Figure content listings

★ ★ ★

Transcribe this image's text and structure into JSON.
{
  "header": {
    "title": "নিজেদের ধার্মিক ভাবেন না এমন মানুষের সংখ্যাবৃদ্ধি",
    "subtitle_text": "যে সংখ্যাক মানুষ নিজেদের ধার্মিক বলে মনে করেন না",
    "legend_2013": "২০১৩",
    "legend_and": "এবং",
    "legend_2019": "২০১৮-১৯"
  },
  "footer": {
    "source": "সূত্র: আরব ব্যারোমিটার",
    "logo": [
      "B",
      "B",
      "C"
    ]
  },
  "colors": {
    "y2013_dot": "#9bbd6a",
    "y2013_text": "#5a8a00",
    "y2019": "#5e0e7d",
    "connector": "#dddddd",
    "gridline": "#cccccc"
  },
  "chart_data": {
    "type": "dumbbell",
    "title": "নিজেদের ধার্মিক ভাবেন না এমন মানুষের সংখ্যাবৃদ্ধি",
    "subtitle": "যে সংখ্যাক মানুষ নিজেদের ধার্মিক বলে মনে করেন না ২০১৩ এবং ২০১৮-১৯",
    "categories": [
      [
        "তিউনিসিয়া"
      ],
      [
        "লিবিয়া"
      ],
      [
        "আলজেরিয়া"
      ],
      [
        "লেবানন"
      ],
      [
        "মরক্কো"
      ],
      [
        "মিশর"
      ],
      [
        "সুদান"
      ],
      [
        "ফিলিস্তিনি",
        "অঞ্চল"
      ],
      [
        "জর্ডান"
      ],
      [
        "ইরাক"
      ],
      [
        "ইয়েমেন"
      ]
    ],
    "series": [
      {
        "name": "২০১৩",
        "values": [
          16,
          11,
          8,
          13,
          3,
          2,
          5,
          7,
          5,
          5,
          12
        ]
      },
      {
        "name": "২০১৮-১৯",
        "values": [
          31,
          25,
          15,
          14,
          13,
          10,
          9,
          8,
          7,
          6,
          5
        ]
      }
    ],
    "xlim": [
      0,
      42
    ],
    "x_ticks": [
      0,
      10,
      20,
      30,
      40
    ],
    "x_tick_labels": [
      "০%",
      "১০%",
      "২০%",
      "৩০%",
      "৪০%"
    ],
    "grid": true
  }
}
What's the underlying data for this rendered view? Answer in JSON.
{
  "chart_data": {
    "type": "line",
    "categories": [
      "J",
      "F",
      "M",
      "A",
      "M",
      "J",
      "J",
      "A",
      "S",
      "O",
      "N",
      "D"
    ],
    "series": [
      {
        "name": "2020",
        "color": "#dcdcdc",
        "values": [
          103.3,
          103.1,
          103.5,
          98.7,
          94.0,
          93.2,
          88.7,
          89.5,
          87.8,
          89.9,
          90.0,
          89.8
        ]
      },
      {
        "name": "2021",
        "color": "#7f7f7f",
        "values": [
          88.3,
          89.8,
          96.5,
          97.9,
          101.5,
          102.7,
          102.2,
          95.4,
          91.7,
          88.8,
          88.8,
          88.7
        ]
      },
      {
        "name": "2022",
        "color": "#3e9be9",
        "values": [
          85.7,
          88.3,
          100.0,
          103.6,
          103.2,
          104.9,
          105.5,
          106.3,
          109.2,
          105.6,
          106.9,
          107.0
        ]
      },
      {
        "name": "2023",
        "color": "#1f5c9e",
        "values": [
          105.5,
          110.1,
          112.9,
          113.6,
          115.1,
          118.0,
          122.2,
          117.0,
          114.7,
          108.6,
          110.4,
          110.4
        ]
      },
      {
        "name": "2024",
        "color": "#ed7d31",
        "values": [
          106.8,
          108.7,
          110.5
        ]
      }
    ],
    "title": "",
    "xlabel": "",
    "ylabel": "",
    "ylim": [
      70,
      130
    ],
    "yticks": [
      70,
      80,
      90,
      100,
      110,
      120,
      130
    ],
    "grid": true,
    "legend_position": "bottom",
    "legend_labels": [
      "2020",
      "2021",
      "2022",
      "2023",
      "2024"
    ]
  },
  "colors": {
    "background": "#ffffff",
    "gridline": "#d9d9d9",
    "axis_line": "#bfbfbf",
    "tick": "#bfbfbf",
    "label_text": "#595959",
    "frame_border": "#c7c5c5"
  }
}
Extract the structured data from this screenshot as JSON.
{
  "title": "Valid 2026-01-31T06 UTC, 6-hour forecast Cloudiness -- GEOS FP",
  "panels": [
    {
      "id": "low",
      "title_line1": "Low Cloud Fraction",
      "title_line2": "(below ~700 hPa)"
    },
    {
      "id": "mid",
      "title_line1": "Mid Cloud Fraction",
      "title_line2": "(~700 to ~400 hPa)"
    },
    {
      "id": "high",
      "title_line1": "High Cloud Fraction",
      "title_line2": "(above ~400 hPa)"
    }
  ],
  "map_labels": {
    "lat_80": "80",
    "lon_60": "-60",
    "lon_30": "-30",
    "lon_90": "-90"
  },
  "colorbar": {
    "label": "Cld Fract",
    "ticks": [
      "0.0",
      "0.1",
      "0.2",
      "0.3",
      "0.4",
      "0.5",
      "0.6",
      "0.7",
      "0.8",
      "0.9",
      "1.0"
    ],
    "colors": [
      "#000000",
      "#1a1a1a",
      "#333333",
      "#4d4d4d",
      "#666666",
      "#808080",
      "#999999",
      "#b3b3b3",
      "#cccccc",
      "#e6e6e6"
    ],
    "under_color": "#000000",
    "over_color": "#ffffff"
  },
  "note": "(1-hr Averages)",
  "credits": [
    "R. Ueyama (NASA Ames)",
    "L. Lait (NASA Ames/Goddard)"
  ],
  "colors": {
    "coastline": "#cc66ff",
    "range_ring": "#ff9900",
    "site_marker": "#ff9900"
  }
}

★ ★ ★

JOB: How many lines in these entries contain the string "this"? State the number and nothing more.

TASK OUTPUT: 3